**Your instructions:**
Write out every entry exactly as it appears.

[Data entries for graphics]

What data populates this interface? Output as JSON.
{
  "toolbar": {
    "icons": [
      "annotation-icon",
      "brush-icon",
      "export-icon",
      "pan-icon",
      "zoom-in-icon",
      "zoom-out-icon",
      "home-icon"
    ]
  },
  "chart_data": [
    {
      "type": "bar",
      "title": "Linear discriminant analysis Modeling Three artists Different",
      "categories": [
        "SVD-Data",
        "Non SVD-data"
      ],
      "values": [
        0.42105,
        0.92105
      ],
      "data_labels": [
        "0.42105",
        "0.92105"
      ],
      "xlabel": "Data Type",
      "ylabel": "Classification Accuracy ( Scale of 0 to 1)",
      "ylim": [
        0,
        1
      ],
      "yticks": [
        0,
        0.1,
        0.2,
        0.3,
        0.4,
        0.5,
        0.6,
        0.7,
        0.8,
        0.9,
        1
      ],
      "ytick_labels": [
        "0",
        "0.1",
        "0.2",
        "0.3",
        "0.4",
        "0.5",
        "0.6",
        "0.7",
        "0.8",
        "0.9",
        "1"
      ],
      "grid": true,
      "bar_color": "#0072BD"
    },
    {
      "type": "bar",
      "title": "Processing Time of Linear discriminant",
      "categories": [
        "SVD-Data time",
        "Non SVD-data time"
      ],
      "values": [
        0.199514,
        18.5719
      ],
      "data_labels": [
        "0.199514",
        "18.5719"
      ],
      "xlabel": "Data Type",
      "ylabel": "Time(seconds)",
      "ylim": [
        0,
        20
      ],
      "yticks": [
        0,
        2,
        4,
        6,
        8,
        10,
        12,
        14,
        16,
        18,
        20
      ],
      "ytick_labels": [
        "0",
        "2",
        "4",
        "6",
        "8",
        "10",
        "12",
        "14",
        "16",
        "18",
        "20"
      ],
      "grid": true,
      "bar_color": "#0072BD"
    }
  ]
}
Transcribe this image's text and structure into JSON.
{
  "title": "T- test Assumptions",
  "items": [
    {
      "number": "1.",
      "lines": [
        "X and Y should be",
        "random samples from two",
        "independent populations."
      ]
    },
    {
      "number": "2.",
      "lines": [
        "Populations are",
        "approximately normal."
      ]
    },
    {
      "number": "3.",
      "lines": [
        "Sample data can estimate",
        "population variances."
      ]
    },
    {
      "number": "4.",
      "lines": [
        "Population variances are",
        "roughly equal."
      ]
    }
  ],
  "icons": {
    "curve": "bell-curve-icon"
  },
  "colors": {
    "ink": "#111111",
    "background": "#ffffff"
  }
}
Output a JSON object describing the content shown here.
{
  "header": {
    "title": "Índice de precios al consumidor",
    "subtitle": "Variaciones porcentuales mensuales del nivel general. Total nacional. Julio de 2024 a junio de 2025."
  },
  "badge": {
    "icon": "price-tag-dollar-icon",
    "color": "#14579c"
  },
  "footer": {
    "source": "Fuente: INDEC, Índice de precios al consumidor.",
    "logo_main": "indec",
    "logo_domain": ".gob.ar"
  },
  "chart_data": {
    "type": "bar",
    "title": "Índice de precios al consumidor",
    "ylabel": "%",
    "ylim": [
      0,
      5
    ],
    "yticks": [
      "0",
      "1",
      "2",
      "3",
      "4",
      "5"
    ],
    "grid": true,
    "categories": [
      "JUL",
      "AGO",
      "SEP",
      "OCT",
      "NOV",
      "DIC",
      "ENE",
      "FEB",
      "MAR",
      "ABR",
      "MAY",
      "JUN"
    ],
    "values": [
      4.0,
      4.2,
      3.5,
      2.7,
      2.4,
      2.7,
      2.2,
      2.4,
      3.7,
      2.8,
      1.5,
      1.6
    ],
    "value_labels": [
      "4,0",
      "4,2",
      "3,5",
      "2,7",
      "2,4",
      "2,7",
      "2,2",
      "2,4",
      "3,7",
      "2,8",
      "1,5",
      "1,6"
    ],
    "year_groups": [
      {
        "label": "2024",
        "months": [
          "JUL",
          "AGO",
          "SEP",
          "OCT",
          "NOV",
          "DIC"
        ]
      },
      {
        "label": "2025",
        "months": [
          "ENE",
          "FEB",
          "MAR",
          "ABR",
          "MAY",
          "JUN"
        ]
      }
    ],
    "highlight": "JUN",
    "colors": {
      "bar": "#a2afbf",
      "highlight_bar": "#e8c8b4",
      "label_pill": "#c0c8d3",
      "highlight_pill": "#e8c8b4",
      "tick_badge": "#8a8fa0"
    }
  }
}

**Exercise answer:**
What data populates this interface? Output as JSON.
{
  "toolbar": {
    "icons": [
      "annotation-icon",
      "brush-icon",
      "export-icon",
      "pan-icon",
      "zoom-in-icon",
      "zoom-out-icon",
      "home-icon"
    ]
  },
  "chart_data": [
    {
      "type": "bar",
      "title": "Linear discriminant analysis Modeling Three artists Different",
      "categories": [
        "SVD-Data",
        "Non SVD-data"
      ],
      "values": [
        0.42105,
        0.92105
      ],
      "data_labels": [
        "0.42105",
        "0.92105"
      ],
      "xlabel": "Data Type",
      "ylabel": "Classification Accuracy ( Scale of 0 to 1)",
      "ylim": [
        0,
        1
      ],
      "yticks": [
        0,
        0.1,
        0.2,
        0.3,
        0.4,
        0.5,
        0.6,
        0.7,
        0.8,
        0.9,
        1
      ],
      "ytick_labels": [
        "0",
        "0.1",
        "0.2",
        "0.3",
        "0.4",
        "0.5",
        "0.6",
        "0.7",
        "0.8",
        "0.9",
        "1"
      ],
      "grid": true,
      "bar_color": "#0072BD"
    },
    {
      "type": "bar",
      "title": "Processing Time of Linear discriminant",
      "categories": [
        "SVD-Data time",
        "Non SVD-data time"
      ],
      "values": [
        0.199514,
        18.5719
      ],
      "data_labels": [
        "0.199514",
        "18.5719"
      ],
      "xlabel": "Data Type",
      "ylabel": "Time(seconds)",
      "ylim": [
        0,
        20
      ],
      "yticks": [
        0,
        2,
        4,
        6,
        8,
        10,
        12,
        14,
        16,
        18,
        20
      ],
      "ytick_labels": [
        "0",
        "2",
        "4",
        "6",
        "8",
        "10",
        "12",
        "14",
        "16",
        "18",
        "20"
      ],
      "grid": true,
      "bar_color": "#0072BD"
    }
  ]
}
Transcribe this image's text and structure into JSON.
{
  "title": "T- test Assumptions",
  "items": [
    {
      "number": "1.",
      "lines": [
        "X and Y should be",
        "random samples from two",
        "independent populations."
      ]
    },
    {
      "number": "2.",
      "lines": [
        "Populations are",
        "approximately normal."
      ]
    },
    {
      "number": "3.",
      "lines": [
        "Sample data can estimate",
        "population variances."
      ]
    },
    {
      "number": "4.",
      "lines": [
        "Population variances are",
        "roughly equal."
      ]
    }
  ],
  "icons": {
    "curve": "bell-curve-icon"
  },
  "colors": {
    "ink": "#111111",
    "background": "#ffffff"
  }
}
Output a JSON object describing the content shown here.
{
  "header": {
    "title": "Índice de precios al consumidor",
    "subtitle": "Variaciones porcentuales mensuales del nivel general. Total nacional. Julio de 2024 a junio de 2025."
  },
  "badge": {
    "icon": "price-tag-dollar-icon",
    "color": "#14579c"
  },
  "footer": {
    "source": "Fuente: INDEC, Índice de precios al consumidor.",
    "logo_main": "indec",
    "logo_domain": ".gob.ar"
  },
  "chart_data": {
    "type": "bar",
    "title": "Índice de precios al consumidor",
    "ylabel": "%",
    "ylim": [
      0,
      5
    ],
    "yticks": [
      "0",
      "1",
      "2",
      "3",
      "4",
      "5"
    ],
    "grid": true,
    "categories": [
      "JUL",
      "AGO",
      "SEP",
      "OCT",
      "NOV",
      "DIC",
      "ENE",
      "FEB",
      "MAR",
      "ABR",
      "MAY",
      "JUN"
    ],
    "values": [
      4.0,
      4.2,
      3.5,
      2.7,
      2.4,
      2.7,
      2.2,
      2.4,
      3.7,
      2.8,
      1.5,
      1.6
    ],
    "value_labels": [
      "4,0",
      "4,2",
      "3,5",
      "2,7",
      "2,4",
      "2,7",
      "2,2",
      "2,4",
      "3,7",
      "2,8",
      "1,5",
      "1,6"
    ],
    "year_groups": [
      {
        "label": "2024",
        "months": [
          "JUL",
          "AGO",
          "SEP",
          "OCT",
          "NOV",
          "DIC"
        ]
      },
      {
        "label": "2025",
        "months": [
          "ENE",
          "FEB",
          "MAR",
          "ABR",
          "MAY",
          "JUN"
        ]
      }
    ],
    "highlight": "JUN",
    "colors": {
      "bar": "#a2afbf",
      "highlight_bar": "#e8c8b4",
      "label_pill": "#c0c8d3",
      "highlight_pill": "#e8c8b4",
      "tick_badge": "#8a8fa0"
    }
  }
}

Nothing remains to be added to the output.